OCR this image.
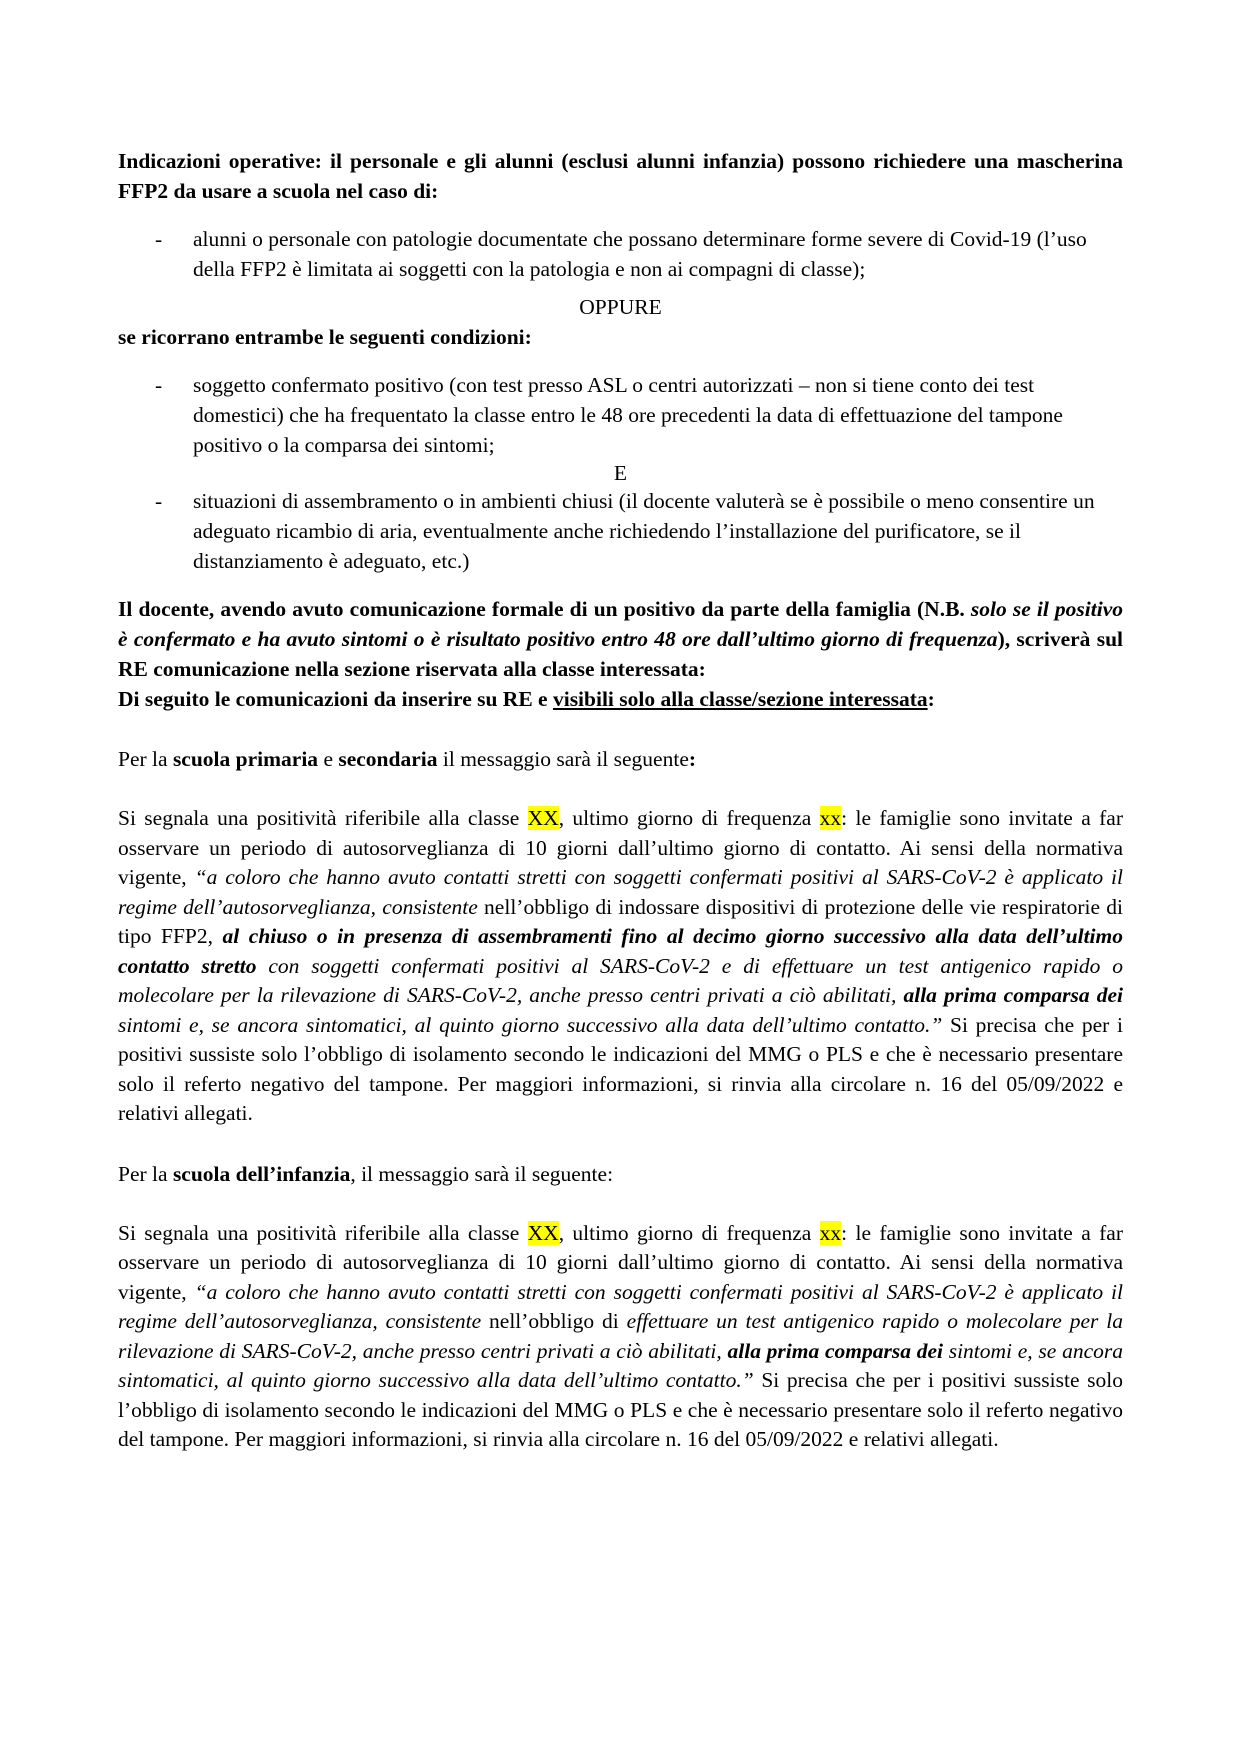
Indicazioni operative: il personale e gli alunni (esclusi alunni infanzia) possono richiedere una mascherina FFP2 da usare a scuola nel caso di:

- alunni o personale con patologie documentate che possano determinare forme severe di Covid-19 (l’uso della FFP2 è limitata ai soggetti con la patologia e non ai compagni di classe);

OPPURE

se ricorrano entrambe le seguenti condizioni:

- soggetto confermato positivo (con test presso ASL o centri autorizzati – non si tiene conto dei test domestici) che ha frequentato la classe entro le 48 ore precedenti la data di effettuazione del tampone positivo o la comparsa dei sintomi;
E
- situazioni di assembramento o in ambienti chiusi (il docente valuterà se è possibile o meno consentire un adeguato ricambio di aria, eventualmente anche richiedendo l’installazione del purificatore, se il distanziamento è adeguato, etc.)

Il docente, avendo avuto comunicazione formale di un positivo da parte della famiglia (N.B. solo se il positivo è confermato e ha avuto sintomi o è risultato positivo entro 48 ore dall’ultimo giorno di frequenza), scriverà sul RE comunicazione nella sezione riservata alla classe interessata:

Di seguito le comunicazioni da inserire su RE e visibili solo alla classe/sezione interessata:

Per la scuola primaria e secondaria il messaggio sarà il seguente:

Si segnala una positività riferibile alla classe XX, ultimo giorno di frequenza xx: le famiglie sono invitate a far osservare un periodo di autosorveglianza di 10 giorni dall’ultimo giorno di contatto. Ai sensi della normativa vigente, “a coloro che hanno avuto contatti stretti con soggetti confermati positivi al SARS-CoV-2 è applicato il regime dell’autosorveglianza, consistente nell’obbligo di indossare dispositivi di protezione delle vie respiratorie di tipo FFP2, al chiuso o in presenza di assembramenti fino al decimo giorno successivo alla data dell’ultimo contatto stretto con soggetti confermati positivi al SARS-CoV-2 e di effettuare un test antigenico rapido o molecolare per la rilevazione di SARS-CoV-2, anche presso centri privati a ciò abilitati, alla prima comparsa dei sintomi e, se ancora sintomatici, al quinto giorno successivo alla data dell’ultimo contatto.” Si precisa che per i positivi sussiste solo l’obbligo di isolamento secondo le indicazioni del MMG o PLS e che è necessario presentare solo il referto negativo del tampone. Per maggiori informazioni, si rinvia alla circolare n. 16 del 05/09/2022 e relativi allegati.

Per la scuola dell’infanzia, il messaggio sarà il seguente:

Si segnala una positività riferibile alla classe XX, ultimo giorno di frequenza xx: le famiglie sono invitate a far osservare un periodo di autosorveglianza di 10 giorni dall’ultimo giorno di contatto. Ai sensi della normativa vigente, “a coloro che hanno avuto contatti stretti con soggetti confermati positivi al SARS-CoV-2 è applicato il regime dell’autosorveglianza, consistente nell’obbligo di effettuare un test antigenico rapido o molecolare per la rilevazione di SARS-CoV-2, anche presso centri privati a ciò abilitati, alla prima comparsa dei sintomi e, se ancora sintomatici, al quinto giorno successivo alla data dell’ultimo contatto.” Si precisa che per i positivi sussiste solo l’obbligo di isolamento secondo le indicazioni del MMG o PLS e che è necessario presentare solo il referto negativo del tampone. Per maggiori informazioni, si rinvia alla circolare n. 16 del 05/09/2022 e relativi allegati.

□ □ □ □ □

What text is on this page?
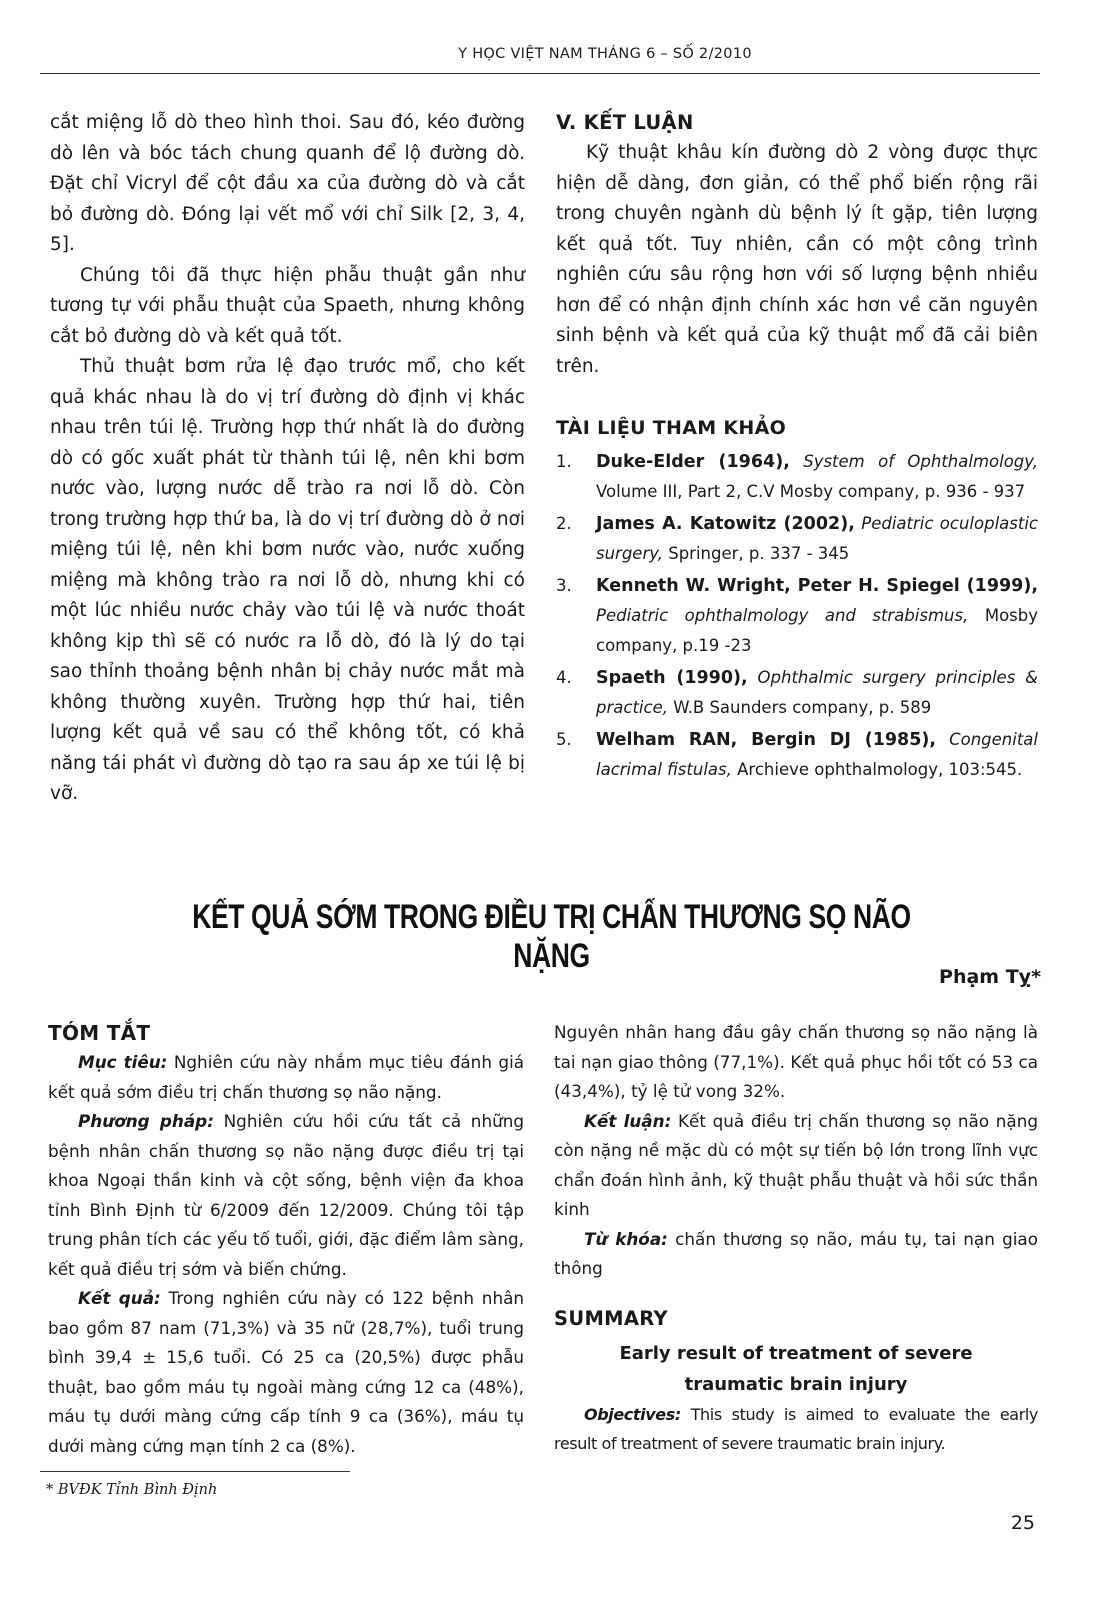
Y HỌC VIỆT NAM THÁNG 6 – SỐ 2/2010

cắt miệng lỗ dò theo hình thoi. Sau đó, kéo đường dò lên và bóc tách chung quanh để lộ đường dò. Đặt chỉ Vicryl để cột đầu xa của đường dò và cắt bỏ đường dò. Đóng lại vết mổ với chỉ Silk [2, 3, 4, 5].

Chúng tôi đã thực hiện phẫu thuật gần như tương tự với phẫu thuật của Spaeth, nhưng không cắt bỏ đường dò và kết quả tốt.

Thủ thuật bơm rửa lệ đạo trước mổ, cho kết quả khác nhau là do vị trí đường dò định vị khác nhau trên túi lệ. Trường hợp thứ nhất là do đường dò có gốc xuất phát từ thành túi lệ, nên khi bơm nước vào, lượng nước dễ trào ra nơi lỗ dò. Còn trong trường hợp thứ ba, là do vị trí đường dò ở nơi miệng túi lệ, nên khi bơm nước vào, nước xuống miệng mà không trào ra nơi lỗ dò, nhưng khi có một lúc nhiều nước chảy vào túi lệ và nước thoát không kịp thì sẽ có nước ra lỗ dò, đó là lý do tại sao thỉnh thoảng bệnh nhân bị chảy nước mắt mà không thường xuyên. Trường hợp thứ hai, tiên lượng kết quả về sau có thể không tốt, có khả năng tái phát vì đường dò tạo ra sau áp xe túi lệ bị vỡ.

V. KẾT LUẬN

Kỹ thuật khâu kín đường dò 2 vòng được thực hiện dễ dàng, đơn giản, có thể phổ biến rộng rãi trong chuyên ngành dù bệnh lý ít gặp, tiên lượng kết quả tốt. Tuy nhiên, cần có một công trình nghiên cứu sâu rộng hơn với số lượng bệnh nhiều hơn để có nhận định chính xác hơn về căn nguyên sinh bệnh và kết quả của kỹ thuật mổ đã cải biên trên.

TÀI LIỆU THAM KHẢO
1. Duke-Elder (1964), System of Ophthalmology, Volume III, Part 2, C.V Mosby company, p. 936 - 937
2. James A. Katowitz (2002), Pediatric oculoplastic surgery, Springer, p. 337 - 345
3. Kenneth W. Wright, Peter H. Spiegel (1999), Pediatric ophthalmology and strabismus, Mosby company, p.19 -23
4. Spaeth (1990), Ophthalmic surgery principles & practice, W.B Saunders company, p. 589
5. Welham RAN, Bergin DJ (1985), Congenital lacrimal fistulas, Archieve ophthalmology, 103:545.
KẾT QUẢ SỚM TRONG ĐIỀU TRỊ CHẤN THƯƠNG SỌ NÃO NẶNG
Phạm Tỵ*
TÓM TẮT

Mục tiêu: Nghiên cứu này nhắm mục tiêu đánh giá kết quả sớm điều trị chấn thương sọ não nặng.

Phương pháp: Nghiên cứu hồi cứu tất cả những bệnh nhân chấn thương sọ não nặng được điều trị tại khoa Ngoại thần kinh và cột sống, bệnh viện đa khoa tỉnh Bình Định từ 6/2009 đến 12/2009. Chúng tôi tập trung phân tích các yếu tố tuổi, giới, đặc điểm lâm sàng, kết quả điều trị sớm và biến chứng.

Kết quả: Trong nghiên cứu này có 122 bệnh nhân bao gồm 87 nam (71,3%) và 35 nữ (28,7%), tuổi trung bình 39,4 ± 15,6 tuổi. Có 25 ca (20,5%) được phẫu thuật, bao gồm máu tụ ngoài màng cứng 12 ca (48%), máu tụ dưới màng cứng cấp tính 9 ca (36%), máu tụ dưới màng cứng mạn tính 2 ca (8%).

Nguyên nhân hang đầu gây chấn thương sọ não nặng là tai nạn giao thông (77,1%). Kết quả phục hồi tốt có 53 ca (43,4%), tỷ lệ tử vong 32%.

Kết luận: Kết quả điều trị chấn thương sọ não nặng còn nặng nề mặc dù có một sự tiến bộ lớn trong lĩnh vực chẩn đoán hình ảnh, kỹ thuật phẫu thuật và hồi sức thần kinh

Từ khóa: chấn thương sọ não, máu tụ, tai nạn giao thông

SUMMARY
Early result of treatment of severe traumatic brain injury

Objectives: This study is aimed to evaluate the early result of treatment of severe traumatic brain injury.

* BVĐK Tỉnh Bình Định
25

□ □ □ □ □

### Aim
Each line in the entries above that includes the string "injury" should be extracted.

### Solution
Early result of treatment of severe traumatic brain injury
Objectives: This study is aimed to evaluate the early result of treatment of severe traumatic brain injury.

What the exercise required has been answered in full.